Requirement: Copy out every record below, word for word.

[Start Dataset extract]

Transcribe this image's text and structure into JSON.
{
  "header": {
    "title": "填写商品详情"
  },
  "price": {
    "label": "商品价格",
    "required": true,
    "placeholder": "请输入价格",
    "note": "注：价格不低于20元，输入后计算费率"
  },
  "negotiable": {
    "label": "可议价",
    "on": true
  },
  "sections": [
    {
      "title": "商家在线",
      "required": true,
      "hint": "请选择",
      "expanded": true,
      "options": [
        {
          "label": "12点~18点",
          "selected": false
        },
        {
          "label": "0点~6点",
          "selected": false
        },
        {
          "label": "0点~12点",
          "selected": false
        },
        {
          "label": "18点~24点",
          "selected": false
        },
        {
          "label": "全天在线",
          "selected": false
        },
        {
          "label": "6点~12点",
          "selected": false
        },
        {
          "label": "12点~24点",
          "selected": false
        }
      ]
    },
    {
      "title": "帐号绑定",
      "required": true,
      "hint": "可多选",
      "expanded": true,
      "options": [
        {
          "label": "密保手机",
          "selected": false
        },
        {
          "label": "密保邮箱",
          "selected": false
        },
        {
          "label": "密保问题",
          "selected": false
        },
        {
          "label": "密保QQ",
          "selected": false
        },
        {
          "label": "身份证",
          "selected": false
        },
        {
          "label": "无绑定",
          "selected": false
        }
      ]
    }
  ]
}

[End Dataset extract]

The output:
Transcribe this image's text and structure into JSON.
{
  "header": {
    "title": "填写商品详情"
  },
  "price": {
    "label": "商品价格",
    "required": true,
    "placeholder": "请输入价格",
    "note": "注：价格不低于20元，输入后计算费率"
  },
  "negotiable": {
    "label": "可议价",
    "on": true
  },
  "sections": [
    {
      "title": "商家在线",
      "required": true,
      "hint": "请选择",
      "expanded": true,
      "options": [
        {
          "label": "12点~18点",
          "selected": false
        },
        {
          "label": "0点~6点",
          "selected": false
        },
        {
          "label": "0点~12点",
          "selected": false
        },
        {
          "label": "18点~24点",
          "selected": false
        },
        {
          "label": "全天在线",
          "selected": false
        },
        {
          "label": "6点~12点",
          "selected": false
        },
        {
          "label": "12点~24点",
          "selected": false
        }
      ]
    },
    {
      "title": "帐号绑定",
      "required": true,
      "hint": "可多选",
      "expanded": true,
      "options": [
        {
          "label": "密保手机",
          "selected": false
        },
        {
          "label": "密保邮箱",
          "selected": false
        },
        {
          "label": "密保问题",
          "selected": false
        },
        {
          "label": "密保QQ",
          "selected": false
        },
        {
          "label": "身份证",
          "selected": false
        },
        {
          "label": "无绑定",
          "selected": false
        }
      ]
    }
  ]
}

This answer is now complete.